* START Record excerpts *
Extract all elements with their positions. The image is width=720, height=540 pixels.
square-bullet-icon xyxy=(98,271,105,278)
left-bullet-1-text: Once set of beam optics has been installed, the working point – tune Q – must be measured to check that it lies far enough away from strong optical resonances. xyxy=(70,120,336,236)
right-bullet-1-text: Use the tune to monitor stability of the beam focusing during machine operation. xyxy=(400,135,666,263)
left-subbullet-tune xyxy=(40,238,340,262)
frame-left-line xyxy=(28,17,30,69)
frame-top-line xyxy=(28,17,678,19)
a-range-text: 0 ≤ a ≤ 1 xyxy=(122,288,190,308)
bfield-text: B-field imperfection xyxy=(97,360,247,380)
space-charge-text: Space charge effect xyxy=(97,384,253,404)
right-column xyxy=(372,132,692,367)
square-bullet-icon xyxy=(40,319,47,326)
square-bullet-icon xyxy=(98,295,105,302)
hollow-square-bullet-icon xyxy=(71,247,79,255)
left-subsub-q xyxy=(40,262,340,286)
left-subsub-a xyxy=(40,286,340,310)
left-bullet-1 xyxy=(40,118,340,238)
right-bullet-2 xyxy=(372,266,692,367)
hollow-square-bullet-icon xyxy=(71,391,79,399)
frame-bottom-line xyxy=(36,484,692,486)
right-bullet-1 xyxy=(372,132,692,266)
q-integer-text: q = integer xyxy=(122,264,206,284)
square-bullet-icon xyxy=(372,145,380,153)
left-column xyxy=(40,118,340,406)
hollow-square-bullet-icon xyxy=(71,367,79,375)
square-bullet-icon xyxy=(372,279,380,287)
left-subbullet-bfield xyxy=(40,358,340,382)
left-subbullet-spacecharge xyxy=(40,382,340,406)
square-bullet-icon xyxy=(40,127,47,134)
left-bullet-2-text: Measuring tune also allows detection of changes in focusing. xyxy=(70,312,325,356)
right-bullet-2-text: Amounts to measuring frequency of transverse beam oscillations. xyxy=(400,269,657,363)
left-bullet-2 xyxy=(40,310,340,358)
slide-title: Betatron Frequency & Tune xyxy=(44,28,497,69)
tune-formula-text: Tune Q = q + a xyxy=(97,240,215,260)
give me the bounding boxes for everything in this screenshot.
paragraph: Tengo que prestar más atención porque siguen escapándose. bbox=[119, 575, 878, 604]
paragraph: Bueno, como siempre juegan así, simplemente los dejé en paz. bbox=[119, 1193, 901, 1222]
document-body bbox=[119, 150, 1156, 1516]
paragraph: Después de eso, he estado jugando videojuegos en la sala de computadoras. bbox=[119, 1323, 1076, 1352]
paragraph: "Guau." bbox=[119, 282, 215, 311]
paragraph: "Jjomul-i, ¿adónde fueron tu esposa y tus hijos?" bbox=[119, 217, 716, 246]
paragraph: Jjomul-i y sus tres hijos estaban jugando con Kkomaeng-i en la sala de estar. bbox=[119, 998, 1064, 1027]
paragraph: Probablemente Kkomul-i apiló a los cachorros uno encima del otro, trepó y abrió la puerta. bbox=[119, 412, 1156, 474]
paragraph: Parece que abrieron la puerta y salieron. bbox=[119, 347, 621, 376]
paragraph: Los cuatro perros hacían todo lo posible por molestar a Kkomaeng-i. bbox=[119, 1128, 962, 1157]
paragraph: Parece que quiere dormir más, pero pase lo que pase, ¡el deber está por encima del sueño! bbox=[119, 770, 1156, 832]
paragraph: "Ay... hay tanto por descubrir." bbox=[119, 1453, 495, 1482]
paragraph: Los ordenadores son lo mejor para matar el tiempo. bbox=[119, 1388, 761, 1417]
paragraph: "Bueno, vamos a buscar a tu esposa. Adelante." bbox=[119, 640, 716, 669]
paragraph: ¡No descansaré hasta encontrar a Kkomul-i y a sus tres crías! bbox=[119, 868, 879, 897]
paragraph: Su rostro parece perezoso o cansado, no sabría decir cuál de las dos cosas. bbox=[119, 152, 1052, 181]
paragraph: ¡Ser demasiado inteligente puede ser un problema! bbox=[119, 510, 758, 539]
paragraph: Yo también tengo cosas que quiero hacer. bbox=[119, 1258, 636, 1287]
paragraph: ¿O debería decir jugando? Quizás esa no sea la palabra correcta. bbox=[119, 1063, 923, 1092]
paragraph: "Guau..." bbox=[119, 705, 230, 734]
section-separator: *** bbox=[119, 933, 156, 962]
* END Record excerpts *
* START Record excerpts *
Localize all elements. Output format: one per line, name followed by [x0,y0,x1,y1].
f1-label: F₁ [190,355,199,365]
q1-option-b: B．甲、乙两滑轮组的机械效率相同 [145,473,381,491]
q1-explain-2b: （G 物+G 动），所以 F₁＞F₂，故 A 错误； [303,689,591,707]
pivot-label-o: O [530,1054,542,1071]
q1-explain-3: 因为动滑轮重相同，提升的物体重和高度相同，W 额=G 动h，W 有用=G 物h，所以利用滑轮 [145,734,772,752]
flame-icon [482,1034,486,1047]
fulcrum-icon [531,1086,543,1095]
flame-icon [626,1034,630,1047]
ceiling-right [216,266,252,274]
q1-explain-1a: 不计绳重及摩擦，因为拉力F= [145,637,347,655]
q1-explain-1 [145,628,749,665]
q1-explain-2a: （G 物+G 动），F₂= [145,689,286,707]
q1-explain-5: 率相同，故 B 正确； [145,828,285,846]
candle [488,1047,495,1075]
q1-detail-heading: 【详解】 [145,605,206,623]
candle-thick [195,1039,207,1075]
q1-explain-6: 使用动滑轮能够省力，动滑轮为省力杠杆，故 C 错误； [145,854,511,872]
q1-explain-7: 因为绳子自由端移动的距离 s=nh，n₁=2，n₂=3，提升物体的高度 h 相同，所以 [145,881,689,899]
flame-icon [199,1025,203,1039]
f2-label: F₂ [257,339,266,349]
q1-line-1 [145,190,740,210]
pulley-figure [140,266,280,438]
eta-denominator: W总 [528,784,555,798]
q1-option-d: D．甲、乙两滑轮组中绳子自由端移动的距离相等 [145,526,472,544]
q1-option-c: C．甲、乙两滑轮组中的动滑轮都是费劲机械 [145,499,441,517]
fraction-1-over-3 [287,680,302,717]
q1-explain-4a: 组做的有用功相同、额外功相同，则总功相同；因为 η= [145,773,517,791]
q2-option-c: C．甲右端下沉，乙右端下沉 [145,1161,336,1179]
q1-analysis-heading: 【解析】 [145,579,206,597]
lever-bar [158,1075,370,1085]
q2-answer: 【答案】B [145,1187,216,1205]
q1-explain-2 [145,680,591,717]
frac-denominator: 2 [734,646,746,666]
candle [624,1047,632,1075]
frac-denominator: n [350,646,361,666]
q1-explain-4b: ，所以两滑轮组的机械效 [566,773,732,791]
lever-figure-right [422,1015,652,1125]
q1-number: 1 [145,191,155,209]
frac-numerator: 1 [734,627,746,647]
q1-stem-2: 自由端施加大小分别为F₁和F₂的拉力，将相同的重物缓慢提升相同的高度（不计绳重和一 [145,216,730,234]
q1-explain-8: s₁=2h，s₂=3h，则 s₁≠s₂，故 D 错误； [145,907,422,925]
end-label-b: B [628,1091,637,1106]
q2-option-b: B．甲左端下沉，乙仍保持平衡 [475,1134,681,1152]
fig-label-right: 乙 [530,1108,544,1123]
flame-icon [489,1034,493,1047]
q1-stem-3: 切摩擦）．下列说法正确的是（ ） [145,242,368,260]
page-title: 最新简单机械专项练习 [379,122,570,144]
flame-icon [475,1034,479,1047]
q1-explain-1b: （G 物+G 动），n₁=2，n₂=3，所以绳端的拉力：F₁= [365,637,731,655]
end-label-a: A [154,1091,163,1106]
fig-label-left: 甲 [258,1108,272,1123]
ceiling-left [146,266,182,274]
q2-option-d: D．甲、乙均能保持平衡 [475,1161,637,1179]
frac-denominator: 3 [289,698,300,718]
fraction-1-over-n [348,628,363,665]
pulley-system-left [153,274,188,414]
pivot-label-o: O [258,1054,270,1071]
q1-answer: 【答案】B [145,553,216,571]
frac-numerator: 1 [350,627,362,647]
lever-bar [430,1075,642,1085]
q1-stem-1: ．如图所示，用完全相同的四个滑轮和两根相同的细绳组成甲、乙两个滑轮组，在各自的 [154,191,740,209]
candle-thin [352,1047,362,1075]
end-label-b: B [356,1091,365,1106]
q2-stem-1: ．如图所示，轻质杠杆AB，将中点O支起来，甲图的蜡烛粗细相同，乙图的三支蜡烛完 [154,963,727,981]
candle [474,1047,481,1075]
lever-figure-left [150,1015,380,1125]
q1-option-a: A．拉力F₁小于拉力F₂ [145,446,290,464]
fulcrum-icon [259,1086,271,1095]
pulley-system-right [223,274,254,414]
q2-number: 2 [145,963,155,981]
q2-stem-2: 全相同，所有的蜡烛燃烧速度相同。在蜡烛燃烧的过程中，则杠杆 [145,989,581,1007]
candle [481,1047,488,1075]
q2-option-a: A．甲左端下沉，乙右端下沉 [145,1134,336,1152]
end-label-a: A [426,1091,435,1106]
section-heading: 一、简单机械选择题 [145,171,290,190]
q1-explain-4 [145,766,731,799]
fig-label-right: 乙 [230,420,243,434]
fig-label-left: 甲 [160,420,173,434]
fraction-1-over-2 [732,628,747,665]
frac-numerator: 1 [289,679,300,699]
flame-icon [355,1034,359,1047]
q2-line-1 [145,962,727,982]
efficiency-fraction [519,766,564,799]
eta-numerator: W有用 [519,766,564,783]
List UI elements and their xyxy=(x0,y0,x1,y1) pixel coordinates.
* END Record excerpts *
* START Record excerpts *
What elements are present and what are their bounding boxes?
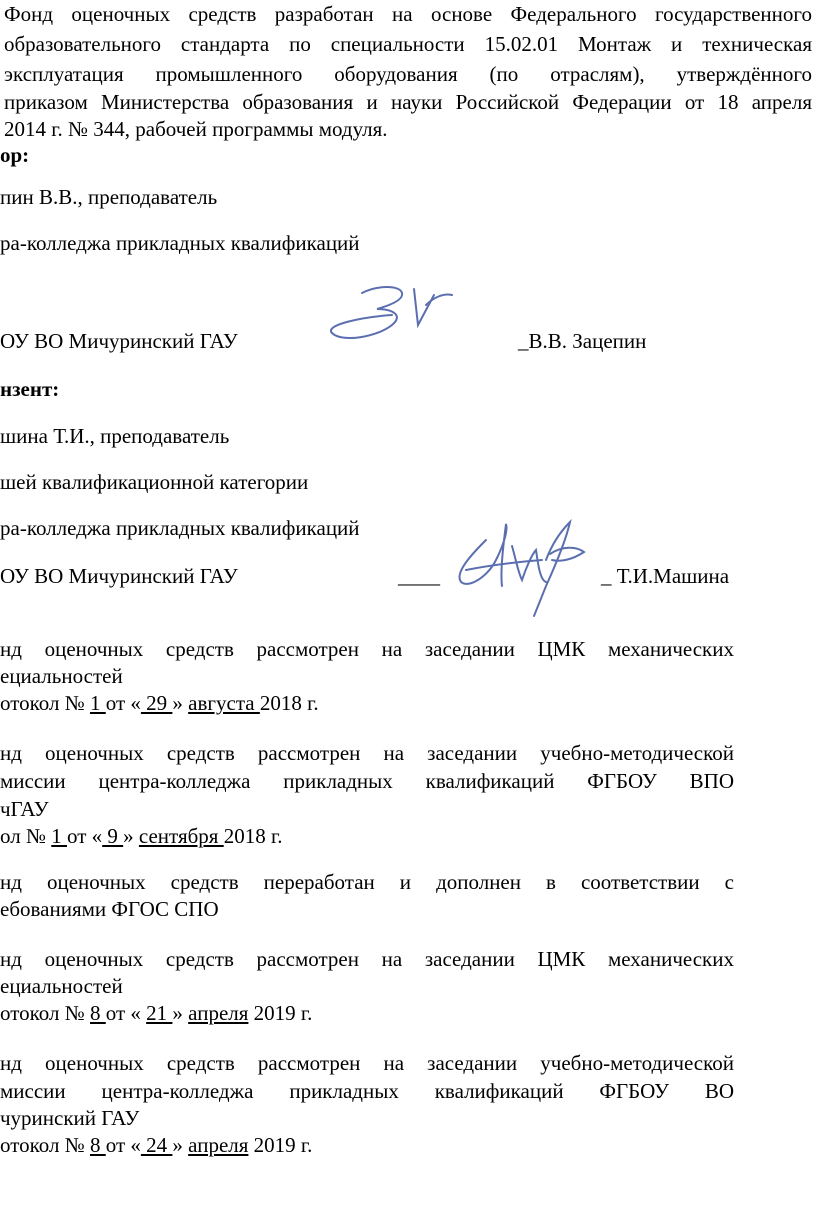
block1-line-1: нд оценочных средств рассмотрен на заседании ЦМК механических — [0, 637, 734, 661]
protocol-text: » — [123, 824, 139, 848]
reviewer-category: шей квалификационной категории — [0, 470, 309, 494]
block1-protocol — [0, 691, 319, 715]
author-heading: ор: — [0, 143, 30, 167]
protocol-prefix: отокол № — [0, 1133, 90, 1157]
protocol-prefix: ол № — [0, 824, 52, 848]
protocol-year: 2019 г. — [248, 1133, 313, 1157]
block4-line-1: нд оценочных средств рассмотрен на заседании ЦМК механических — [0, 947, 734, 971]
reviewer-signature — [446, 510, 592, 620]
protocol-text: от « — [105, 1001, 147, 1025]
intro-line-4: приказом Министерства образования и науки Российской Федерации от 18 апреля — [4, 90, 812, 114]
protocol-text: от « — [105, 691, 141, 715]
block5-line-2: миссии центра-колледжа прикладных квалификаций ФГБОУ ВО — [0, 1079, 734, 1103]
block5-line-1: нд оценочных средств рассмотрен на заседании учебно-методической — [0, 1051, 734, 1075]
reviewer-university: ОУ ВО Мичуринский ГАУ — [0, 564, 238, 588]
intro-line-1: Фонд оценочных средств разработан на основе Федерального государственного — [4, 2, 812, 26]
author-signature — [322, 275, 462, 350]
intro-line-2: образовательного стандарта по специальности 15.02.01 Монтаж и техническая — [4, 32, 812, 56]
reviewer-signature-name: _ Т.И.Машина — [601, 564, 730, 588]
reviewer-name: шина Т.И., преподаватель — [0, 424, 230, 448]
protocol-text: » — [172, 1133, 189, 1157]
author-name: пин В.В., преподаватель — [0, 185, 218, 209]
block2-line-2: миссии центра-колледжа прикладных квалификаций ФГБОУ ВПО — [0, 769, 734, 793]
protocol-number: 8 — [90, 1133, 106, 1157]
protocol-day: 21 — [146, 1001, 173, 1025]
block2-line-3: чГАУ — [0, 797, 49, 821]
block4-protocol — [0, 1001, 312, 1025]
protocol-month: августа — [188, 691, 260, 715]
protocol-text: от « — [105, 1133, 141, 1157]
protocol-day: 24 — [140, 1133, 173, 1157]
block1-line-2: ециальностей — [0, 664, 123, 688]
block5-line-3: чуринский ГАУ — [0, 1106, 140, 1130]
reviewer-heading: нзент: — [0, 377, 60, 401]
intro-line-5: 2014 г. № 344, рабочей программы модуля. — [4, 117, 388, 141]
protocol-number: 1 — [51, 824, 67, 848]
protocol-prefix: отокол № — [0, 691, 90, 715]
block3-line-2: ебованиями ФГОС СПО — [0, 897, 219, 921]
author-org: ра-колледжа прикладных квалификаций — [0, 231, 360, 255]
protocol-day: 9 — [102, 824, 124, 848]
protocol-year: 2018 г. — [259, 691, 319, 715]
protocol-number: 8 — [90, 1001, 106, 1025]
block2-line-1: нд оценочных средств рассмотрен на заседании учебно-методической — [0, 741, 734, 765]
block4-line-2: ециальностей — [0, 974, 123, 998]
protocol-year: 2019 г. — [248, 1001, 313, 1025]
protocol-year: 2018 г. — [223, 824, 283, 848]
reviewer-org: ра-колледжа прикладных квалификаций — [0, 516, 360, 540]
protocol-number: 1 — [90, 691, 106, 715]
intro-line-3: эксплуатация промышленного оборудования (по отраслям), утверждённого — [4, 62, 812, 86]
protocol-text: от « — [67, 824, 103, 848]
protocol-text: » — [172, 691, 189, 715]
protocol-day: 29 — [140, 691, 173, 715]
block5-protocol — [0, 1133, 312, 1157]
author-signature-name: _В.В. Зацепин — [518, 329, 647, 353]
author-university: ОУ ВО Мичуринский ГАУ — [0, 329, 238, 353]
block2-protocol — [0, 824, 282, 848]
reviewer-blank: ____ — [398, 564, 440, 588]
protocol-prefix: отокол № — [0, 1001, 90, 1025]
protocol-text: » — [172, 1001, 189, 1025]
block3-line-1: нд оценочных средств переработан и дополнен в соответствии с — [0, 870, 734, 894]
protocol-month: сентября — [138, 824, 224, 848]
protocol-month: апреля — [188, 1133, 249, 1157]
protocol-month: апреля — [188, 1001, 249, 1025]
* END Record excerpts *
● Instructions for the task:
Update the listing lines between the line holding "Localize all elements." and the line holding "q1-explain-8: s₁=2h，s₂=3h，则 s₁≠s₂，故", inclusive, changing "flame-icon" to "flame-glyph" and keeping everything else the same. Return only those lines.

● Answer to the problem:
Localize all elements. Output format: one per line, name followed by [x0,y0,x1,y1].
f1-label: F₁ [190,355,199,365]
q1-option-b: B．甲、乙两滑轮组的机械效率相同 [145,473,381,491]
q1-explain-2b: （G 物+G 动），所以 F₁＞F₂，故 A 错误； [303,689,591,707]
pivot-label-o: O [530,1054,542,1071]
q1-explain-3: 因为动滑轮重相同，提升的物体重和高度相同，W 额=G 动h，W 有用=G 物h，所以利用滑轮 [145,734,772,752]
flame-glyph [482,1034,486,1047]
fulcrum-icon [531,1086,543,1095]
flame-glyph [626,1034,630,1047]
ceiling-right [216,266,252,274]
q1-explain-1a: 不计绳重及摩擦，因为拉力F= [145,637,347,655]
q1-explain-1 [145,628,749,665]
q1-explain-2a: （G 物+G 动），F₂= [145,689,286,707]
q1-explain-5: 率相同，故 B 正确； [145,828,285,846]
candle [488,1047,495,1075]
q1-detail-heading: 【详解】 [145,605,206,623]
candle-thick [195,1039,207,1075]
q1-explain-6: 使用动滑轮能够省力，动滑轮为省力杠杆，故 C 错误； [145,854,511,872]
q1-explain-7: 因为绳子自由端移动的距离 s=nh，n₁=2，n₂=3，提升物体的高度 h 相同，所以 [145,881,689,899]
flame-glyph [199,1025,203,1039]
f2-label: F₂ [257,339,266,349]
q1-line-1 [145,190,740,210]
pulley-figure [140,266,280,438]
eta-denominator: W总 [528,784,555,798]
q1-option-d: D．甲、乙两滑轮组中绳子自由端移动的距离相等 [145,526,472,544]
q1-option-c: C．甲、乙两滑轮组中的动滑轮都是费劲机械 [145,499,441,517]
fraction-1-over-3 [287,680,302,717]
q1-explain-4a: 组做的有用功相同、额外功相同，则总功相同；因为 η= [145,773,517,791]
q2-option-c: C．甲右端下沉，乙右端下沉 [145,1161,336,1179]
q1-analysis-heading: 【解析】 [145,579,206,597]
lever-bar [158,1075,370,1085]
q2-answer: 【答案】B [145,1187,216,1205]
q1-explain-2 [145,680,591,717]
frac-denominator: 2 [734,646,746,666]
candle [624,1047,632,1075]
frac-denominator: n [350,646,361,666]
q1-explain-4b: ，所以两滑轮组的机械效 [566,773,732,791]
lever-figure-right [422,1015,652,1125]
q1-number: 1 [145,191,155,209]
frac-numerator: 1 [734,627,746,647]
q1-stem-2: 自由端施加大小分别为F₁和F₂的拉力，将相同的重物缓慢提升相同的高度（不计绳重和一 [145,216,730,234]
q1-explain-8: s₁=2h，s₂=3h，则 s₁≠s₂，故 D 错误； [145,907,422,925]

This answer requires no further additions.